_REQUEST:_ Present each line of the entries below that holds the word "this".

==== SUPPLIED RECORDS

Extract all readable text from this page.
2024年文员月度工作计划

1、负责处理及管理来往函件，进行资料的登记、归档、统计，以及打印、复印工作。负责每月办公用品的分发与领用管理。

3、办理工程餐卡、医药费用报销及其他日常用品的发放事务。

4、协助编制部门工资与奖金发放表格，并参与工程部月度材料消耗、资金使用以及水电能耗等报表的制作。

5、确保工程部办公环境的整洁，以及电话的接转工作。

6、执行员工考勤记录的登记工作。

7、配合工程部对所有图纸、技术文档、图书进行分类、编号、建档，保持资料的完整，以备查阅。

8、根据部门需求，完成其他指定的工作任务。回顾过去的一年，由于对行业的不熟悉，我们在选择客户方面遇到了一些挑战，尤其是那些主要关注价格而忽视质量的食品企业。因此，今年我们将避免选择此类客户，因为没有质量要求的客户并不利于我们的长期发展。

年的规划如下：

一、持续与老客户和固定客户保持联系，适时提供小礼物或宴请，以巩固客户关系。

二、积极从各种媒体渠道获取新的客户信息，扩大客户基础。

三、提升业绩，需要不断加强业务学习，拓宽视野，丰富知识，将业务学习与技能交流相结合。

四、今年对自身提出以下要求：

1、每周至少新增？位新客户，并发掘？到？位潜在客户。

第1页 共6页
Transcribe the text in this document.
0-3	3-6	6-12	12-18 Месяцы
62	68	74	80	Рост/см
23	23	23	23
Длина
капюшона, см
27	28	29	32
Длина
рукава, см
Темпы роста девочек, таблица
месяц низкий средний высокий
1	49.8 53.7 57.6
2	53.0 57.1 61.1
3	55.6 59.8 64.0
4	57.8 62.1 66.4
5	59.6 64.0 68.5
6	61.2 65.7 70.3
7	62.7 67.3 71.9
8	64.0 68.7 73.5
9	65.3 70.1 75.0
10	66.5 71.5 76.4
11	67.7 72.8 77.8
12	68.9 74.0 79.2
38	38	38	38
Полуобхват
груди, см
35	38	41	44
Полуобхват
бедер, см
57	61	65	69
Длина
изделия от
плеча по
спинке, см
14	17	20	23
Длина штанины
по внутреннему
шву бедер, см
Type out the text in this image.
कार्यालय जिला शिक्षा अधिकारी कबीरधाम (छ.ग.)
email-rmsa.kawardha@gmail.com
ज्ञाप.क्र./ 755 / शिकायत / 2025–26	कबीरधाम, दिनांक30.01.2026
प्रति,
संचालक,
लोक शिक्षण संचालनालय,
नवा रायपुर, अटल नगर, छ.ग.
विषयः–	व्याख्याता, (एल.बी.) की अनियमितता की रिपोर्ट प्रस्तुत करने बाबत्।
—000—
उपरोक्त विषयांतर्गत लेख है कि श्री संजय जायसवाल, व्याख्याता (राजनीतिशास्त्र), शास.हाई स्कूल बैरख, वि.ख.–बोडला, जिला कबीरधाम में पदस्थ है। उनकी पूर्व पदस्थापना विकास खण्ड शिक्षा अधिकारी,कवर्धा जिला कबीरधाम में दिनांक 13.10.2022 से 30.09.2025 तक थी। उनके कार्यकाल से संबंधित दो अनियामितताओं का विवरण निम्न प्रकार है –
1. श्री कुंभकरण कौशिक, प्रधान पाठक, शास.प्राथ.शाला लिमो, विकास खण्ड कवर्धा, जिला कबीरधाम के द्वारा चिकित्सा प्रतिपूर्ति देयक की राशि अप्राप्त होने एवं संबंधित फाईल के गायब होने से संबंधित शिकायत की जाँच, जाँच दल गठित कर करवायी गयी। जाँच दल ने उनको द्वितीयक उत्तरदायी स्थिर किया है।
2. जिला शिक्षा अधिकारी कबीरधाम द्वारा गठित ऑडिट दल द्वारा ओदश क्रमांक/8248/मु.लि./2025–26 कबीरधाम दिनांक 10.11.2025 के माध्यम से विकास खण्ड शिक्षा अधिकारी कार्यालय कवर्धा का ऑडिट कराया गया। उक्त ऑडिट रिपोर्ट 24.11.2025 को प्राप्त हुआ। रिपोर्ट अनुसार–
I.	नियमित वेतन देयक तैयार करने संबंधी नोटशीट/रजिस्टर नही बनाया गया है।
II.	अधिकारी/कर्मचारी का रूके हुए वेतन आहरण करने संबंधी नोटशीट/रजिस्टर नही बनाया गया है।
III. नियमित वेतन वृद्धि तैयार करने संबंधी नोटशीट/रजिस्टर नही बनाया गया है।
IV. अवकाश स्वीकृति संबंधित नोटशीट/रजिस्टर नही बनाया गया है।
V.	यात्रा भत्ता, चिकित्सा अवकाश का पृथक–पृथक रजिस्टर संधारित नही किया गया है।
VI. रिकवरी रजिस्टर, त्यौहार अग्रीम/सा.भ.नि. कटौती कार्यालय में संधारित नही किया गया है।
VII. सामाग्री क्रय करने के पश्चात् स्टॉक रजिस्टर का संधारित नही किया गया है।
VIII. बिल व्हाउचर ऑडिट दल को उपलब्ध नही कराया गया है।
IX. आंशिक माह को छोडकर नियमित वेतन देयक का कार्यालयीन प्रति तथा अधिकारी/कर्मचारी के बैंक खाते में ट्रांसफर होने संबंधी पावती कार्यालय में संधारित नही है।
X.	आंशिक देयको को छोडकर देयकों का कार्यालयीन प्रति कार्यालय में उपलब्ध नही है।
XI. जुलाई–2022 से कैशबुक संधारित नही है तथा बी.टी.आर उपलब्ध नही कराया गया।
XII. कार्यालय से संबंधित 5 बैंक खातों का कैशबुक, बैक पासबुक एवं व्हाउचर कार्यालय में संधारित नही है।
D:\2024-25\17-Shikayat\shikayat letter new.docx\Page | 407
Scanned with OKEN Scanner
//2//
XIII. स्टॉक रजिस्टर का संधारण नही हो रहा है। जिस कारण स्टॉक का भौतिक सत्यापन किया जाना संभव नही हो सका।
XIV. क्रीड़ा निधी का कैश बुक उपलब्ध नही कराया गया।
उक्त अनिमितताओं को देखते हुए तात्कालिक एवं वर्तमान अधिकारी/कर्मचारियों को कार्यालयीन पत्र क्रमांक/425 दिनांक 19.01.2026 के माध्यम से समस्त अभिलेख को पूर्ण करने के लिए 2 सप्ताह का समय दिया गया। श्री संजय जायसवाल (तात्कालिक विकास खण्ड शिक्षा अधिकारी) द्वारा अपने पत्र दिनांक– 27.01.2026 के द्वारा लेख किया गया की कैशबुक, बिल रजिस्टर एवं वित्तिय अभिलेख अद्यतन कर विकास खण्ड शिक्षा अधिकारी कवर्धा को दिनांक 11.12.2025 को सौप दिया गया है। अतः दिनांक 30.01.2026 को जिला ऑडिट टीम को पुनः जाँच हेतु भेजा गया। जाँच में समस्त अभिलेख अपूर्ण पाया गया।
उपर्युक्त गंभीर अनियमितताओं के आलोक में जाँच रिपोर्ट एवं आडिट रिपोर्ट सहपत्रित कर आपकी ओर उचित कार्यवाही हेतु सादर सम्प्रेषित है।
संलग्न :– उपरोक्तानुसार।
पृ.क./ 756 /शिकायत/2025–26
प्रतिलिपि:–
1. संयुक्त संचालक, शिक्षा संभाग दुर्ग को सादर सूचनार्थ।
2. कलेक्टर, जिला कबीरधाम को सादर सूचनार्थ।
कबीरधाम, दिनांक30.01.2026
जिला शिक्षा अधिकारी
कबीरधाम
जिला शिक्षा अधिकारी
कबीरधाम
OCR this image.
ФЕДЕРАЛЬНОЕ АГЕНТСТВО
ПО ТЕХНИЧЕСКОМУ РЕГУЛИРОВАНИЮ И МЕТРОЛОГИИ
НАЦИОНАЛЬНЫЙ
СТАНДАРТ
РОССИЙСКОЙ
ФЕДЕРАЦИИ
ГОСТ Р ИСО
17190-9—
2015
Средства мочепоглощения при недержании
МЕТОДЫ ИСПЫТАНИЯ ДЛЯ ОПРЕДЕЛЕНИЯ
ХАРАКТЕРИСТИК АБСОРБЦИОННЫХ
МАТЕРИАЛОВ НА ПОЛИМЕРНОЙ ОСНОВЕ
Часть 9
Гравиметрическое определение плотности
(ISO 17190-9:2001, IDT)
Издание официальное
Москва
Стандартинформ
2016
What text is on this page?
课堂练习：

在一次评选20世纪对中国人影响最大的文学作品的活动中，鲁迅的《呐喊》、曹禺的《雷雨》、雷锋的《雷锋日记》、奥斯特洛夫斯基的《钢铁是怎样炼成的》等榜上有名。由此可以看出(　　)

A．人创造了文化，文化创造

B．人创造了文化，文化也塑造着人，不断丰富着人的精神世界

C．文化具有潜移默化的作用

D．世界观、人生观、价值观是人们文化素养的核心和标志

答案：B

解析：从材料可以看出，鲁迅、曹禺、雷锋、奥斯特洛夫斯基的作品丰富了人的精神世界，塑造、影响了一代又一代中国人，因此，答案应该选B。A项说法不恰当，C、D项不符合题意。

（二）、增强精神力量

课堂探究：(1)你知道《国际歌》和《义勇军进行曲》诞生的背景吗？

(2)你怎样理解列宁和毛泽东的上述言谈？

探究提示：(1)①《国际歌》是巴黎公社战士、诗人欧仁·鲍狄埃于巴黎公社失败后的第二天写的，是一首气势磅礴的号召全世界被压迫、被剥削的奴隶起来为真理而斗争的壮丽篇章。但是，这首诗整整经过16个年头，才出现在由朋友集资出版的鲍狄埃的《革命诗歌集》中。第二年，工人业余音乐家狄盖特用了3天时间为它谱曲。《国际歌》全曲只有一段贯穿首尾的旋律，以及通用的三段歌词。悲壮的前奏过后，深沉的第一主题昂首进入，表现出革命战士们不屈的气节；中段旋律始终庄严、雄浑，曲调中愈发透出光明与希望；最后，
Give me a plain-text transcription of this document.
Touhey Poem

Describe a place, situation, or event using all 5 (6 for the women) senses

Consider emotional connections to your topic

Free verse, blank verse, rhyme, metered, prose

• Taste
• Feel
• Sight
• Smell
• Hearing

========

_IN RESPONSE:_
Extract all readable text from this page.
Transcribe the text in this document.
Type out the text in this image.
OCR this image.
What text is on this page?
Give me a plain-text transcription of this document.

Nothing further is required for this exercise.